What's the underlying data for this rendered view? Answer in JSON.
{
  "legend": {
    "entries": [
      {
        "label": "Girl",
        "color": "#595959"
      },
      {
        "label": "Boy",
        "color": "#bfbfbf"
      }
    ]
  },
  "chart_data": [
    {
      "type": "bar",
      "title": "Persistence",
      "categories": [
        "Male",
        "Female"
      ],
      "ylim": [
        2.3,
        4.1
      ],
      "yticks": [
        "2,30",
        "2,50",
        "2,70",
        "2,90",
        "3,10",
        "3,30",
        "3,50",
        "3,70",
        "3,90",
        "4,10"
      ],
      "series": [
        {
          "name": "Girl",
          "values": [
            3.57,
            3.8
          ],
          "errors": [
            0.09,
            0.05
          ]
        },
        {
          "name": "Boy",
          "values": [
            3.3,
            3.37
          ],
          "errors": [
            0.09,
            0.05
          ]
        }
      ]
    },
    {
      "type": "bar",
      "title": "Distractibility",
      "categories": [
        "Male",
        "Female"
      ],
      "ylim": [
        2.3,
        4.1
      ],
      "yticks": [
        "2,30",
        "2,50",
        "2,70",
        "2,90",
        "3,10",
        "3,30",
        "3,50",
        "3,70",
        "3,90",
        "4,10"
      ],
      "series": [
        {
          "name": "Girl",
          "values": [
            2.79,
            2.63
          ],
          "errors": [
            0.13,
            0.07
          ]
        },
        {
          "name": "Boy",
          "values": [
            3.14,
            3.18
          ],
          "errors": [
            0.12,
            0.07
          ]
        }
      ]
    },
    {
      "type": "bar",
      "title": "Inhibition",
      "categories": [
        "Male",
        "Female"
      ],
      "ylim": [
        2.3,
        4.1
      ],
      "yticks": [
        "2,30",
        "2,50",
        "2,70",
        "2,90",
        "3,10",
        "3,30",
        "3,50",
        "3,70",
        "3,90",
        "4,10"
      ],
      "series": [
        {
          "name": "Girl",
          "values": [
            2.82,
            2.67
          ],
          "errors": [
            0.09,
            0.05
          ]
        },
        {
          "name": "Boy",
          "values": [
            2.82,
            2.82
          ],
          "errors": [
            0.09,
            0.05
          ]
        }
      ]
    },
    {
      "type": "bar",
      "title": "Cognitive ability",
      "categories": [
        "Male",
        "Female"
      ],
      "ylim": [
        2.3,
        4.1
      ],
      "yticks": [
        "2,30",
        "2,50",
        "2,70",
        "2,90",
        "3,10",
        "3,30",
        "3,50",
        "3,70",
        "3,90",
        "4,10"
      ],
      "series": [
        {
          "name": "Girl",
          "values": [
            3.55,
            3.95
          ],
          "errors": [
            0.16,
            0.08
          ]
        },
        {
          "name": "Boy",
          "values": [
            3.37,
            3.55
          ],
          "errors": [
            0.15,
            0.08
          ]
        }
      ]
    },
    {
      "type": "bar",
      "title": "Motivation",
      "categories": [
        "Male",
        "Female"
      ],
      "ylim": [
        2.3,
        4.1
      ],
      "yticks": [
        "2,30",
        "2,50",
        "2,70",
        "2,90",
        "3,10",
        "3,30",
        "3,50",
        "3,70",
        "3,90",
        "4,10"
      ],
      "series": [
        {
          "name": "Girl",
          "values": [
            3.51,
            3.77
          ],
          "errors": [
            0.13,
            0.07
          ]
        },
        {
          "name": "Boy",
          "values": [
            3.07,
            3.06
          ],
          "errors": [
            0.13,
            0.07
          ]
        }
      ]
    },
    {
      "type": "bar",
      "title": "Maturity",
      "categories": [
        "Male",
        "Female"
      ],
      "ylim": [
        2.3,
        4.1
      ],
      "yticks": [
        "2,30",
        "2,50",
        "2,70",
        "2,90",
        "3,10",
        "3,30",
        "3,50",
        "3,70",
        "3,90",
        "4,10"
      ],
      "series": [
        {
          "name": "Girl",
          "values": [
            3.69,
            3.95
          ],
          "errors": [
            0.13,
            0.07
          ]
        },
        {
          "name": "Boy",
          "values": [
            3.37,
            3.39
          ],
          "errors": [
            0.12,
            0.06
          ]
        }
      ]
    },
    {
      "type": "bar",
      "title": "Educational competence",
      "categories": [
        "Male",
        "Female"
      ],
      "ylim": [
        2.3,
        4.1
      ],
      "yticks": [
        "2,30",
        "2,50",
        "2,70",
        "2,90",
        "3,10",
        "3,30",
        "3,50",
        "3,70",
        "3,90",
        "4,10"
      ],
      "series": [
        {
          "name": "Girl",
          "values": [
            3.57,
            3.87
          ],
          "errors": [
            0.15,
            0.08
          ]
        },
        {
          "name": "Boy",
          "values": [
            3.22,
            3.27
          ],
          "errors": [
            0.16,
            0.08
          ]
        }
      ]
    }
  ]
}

⁂

GIVEN INSTRUCTION: Search the records for the string "title" and return every line in which it occurs.

EXERCISE SOLUTION:
      "title": "Persistence",
      "title": "Distractibility",
      "title": "Inhibition",
      "title": "Cognitive ability",
      "title": "Motivation",
      "title": "Maturity",
      "title": "Educational competence",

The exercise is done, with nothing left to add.